WORK TO BE COMPLETED =
Reproduce verbatim every line from the first one down to and including the line that contains "prev-arrow-button[interactable]: ‹ xyxy=(381,2,394,20)".

DATA FOR PROCESSING =
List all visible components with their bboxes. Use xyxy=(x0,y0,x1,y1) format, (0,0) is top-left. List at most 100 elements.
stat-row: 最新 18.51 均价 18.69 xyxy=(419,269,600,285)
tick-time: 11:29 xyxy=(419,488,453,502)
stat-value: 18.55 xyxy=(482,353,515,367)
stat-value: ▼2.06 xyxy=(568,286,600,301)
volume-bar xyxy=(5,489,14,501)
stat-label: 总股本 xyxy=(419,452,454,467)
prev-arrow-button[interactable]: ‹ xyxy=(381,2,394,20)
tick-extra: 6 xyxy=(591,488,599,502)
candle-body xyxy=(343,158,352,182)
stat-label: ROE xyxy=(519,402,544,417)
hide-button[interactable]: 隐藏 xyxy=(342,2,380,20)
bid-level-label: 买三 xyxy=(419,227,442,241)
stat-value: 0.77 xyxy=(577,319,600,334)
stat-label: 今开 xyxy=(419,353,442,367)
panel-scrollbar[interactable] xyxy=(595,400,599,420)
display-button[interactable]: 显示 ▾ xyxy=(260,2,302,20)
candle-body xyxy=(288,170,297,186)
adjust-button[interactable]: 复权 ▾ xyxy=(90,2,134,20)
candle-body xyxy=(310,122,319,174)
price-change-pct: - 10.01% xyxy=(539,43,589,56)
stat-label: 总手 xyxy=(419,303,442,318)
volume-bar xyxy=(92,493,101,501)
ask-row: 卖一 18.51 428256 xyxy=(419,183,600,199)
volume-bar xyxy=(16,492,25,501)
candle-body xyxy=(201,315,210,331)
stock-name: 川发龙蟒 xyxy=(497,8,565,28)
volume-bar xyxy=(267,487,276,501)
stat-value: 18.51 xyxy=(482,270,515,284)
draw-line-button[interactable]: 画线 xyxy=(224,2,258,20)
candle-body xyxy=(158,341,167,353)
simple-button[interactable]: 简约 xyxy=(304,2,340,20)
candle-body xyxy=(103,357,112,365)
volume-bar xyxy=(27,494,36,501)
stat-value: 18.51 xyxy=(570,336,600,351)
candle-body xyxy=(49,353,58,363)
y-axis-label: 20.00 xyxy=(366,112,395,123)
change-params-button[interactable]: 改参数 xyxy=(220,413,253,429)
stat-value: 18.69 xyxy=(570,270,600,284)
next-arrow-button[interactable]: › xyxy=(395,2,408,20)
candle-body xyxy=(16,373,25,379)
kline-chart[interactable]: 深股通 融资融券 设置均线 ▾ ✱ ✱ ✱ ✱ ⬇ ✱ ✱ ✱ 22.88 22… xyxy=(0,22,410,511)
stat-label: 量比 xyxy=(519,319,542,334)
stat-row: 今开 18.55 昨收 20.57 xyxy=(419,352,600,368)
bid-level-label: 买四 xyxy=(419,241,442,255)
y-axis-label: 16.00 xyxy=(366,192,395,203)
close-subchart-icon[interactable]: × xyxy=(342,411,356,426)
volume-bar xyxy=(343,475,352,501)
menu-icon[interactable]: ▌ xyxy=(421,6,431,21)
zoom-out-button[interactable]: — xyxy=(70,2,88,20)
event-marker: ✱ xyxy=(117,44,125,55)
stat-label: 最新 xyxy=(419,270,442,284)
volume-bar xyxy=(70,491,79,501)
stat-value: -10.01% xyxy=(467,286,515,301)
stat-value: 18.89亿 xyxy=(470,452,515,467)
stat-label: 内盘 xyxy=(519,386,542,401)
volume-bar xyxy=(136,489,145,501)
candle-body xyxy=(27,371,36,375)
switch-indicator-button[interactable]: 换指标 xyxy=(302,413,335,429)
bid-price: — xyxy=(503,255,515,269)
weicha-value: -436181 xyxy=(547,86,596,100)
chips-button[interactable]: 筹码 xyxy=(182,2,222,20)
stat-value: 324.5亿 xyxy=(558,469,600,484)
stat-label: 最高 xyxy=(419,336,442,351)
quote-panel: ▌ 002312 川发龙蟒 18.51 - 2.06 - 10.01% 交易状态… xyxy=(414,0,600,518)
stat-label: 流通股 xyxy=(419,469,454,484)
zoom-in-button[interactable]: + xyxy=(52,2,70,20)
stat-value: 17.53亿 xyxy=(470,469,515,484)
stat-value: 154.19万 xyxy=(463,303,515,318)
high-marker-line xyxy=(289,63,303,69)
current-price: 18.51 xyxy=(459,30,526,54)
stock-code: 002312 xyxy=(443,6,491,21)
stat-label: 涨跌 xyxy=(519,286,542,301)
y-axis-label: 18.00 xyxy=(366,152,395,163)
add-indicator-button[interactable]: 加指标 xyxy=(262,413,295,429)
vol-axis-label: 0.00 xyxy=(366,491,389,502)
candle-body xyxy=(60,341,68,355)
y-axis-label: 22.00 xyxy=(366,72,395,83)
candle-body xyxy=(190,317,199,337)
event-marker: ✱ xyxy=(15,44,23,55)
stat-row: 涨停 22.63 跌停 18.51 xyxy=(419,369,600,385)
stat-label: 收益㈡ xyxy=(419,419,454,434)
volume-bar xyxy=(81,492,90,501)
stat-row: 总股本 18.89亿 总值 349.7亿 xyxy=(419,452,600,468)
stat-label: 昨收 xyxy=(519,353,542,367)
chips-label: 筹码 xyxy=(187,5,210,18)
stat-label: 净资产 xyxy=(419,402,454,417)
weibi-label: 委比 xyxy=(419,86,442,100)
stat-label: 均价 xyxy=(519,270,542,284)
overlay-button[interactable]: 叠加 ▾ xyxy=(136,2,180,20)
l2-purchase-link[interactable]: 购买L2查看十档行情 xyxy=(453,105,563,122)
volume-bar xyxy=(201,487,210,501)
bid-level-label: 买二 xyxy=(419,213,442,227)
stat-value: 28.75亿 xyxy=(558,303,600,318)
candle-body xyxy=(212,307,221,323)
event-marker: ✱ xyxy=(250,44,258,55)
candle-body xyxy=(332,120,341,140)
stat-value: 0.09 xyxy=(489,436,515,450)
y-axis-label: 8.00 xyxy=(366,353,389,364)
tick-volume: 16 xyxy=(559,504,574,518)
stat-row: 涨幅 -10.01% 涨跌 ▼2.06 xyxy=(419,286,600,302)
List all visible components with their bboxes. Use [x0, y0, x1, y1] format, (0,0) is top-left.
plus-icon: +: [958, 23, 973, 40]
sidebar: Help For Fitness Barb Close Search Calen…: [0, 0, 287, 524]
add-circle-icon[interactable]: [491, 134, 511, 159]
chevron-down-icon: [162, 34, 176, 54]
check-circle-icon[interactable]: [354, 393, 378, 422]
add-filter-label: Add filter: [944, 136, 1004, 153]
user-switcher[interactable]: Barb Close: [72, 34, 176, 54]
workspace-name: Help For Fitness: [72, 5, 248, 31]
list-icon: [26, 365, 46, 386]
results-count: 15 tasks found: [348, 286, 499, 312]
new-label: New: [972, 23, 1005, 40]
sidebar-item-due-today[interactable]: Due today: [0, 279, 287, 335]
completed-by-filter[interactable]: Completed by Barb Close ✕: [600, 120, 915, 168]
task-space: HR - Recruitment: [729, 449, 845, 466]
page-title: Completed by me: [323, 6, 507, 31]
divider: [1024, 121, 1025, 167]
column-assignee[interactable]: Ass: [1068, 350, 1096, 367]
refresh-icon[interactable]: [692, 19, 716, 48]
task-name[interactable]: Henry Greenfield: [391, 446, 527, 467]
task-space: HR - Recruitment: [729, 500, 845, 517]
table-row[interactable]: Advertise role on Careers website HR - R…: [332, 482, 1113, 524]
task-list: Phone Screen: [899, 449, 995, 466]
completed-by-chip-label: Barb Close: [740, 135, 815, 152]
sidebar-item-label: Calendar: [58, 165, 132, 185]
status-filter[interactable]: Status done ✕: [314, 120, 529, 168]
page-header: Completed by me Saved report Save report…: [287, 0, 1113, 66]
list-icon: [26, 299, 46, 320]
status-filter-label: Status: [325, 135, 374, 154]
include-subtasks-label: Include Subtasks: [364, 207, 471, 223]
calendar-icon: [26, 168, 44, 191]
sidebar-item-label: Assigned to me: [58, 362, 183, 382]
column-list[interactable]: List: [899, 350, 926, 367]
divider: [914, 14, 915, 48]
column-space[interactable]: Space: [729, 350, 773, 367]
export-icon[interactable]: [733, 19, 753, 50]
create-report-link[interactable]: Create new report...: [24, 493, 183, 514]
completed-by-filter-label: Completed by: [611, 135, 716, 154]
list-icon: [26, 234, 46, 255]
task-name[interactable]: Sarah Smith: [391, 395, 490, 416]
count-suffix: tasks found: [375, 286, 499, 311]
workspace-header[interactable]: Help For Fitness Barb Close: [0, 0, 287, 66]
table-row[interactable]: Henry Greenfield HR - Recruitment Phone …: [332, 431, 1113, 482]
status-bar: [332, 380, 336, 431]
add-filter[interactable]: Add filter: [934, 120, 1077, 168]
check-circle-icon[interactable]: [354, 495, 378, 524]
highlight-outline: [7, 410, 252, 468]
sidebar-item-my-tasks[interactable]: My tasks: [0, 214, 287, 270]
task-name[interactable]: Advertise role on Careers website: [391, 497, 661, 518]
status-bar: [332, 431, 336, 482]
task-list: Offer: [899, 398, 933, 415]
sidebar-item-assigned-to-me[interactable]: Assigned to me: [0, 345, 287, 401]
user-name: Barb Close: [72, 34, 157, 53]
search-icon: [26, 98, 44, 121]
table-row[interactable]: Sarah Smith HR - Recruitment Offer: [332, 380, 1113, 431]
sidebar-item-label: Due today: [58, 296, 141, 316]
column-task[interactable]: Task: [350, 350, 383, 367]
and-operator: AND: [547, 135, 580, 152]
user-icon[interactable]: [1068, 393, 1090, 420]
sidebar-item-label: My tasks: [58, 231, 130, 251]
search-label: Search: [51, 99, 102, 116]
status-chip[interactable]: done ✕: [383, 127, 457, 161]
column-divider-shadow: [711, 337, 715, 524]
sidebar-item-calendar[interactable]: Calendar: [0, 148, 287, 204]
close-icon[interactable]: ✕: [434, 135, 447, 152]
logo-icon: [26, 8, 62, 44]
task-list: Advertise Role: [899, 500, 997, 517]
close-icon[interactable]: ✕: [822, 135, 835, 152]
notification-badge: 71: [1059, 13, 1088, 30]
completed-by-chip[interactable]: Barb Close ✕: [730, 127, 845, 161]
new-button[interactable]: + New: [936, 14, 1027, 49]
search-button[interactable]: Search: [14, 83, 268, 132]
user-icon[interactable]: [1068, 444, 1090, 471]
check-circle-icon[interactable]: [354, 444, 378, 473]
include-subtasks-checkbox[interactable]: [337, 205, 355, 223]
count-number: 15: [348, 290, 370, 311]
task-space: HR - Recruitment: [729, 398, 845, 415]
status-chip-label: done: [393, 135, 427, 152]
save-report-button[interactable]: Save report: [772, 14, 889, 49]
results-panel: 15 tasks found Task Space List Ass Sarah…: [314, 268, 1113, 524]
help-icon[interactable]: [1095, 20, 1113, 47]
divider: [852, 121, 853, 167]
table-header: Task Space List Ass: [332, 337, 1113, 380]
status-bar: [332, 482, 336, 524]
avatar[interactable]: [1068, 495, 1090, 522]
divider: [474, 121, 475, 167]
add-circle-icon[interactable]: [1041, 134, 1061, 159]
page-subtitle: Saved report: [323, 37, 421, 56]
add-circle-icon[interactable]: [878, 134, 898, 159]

SOLUTION BELOW =
List all visible components with their bboxes. Use xyxy=(x0,y0,x1,y1) format, (0,0) is top-left. List at most 100 elements.
stat-row: 最新 18.51 均价 18.69 xyxy=(419,269,600,285)
tick-time: 11:29 xyxy=(419,488,453,502)
stat-value: 18.55 xyxy=(482,353,515,367)
stat-value: ▼2.06 xyxy=(568,286,600,301)
volume-bar xyxy=(5,489,14,501)
stat-label: 总股本 xyxy=(419,452,454,467)
prev-arrow-button[interactable]: ‹ xyxy=(381,2,394,20)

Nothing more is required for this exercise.